### Stated problem
Wherever the string "name" occurs in a line of these records, report that line.

### Material for the task
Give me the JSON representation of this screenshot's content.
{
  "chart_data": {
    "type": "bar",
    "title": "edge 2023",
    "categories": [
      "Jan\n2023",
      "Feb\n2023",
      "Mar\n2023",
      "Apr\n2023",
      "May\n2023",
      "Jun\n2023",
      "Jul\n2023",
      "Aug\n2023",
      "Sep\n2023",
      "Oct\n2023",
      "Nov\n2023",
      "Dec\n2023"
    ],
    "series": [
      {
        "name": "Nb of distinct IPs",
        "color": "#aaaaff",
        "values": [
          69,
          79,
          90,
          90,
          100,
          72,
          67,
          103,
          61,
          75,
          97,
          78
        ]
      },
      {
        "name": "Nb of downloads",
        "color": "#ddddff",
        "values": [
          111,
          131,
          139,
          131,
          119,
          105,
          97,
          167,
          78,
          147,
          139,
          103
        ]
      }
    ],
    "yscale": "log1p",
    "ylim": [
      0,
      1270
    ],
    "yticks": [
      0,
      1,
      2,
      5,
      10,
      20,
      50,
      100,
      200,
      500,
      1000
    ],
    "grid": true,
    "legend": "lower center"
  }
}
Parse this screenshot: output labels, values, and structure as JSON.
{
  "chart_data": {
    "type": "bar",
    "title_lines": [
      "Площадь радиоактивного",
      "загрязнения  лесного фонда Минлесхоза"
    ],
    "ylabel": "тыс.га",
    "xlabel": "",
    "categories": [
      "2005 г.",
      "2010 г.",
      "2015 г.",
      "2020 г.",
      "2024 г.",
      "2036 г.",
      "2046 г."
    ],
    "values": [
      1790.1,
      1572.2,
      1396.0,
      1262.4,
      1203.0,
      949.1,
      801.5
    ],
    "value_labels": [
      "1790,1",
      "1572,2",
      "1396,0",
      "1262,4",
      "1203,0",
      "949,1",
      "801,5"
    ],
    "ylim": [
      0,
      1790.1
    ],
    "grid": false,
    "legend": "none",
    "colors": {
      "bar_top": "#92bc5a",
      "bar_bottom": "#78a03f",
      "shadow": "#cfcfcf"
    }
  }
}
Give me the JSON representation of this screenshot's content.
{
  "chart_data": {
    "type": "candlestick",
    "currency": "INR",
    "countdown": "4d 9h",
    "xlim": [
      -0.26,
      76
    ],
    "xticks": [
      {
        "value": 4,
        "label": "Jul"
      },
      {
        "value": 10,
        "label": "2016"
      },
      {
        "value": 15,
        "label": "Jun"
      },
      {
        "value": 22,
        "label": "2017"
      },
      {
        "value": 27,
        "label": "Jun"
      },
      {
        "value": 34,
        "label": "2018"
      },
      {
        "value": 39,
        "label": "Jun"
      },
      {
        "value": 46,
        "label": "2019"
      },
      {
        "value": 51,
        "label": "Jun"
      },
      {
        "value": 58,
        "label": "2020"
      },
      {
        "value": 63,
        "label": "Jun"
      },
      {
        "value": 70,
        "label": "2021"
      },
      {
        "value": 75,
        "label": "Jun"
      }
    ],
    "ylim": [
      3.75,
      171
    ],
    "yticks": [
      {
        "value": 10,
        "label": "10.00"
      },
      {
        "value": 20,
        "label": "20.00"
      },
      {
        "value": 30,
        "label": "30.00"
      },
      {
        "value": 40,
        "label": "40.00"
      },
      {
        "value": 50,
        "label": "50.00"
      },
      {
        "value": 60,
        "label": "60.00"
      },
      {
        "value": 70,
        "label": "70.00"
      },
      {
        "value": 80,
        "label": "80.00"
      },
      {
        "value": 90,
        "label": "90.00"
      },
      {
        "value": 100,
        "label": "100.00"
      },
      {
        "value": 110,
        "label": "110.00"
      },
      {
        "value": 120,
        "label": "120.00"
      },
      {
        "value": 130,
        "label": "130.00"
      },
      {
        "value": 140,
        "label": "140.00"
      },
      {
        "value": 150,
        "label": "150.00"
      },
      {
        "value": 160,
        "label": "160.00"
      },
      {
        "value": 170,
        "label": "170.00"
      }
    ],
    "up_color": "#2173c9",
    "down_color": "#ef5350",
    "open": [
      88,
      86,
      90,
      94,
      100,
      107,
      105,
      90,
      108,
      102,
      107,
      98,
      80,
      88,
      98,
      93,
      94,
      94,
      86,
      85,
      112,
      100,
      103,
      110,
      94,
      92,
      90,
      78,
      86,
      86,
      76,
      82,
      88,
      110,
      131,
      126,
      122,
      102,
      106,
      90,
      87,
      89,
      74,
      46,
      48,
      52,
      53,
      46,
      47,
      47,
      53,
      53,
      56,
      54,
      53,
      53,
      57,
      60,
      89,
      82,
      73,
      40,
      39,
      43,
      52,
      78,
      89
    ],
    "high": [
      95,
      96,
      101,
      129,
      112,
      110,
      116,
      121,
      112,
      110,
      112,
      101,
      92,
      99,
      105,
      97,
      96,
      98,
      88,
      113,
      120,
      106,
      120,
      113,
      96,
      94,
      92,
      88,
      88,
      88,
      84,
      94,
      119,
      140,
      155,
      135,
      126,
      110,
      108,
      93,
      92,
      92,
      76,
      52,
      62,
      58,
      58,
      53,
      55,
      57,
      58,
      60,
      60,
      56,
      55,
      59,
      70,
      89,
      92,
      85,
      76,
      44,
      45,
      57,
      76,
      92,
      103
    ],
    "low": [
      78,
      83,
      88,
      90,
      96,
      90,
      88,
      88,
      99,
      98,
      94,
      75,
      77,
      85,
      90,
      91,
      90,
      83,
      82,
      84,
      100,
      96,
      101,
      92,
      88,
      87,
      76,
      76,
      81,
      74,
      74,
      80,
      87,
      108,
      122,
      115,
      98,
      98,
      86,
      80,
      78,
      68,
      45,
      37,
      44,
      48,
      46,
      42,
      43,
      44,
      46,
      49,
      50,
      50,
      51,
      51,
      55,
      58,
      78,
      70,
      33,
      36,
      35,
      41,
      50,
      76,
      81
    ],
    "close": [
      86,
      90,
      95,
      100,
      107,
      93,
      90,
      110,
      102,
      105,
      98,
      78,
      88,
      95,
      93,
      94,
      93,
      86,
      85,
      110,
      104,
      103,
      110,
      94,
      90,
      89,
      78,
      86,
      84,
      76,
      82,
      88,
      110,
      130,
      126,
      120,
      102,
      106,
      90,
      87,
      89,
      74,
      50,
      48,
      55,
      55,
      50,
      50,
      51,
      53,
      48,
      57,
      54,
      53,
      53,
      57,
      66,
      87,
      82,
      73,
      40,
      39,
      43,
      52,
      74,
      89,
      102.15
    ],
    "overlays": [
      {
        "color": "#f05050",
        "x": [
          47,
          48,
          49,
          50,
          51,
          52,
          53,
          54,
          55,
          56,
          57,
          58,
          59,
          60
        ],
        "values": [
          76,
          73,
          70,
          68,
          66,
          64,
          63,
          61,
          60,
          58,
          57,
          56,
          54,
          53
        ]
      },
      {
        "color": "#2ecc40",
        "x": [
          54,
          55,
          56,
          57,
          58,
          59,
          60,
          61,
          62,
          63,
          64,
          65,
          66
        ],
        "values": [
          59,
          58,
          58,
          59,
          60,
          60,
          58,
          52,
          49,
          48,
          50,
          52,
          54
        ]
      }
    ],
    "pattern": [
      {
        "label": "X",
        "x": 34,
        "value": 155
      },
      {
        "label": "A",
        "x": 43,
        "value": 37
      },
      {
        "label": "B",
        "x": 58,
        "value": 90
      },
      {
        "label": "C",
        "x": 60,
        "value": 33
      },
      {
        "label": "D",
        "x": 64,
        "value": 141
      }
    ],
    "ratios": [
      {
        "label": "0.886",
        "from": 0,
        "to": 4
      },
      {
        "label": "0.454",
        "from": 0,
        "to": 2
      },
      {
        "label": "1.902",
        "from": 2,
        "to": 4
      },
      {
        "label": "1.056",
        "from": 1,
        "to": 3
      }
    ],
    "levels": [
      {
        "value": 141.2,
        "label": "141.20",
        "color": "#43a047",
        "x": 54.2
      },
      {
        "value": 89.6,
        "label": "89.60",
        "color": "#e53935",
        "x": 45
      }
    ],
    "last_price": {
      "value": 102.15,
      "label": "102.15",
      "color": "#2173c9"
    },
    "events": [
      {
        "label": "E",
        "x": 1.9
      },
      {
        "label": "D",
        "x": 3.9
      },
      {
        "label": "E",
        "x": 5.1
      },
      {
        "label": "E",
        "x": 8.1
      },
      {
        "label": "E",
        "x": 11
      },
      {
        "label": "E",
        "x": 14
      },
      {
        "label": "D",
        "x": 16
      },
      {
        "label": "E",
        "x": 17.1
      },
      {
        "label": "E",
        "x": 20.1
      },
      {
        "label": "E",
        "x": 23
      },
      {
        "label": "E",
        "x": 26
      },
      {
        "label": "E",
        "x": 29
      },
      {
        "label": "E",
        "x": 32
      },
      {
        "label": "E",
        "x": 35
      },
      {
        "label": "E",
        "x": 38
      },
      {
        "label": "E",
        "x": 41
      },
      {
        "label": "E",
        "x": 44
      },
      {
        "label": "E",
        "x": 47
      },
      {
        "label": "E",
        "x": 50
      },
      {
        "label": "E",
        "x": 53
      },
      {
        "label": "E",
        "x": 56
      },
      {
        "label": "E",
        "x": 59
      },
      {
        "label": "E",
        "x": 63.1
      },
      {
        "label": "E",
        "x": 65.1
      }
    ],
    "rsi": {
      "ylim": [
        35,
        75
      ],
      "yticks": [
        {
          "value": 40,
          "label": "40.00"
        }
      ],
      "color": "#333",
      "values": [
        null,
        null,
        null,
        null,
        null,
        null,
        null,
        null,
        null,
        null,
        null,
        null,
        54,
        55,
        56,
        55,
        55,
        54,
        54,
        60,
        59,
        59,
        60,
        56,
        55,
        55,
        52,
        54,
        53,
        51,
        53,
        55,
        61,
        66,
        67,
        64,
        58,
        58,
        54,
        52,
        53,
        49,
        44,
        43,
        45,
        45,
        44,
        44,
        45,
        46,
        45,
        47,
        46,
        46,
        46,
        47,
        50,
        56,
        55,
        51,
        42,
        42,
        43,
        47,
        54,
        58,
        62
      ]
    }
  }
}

### Answer
        "name": "Nb of distinct IPs",
        "name": "Nb of downloads",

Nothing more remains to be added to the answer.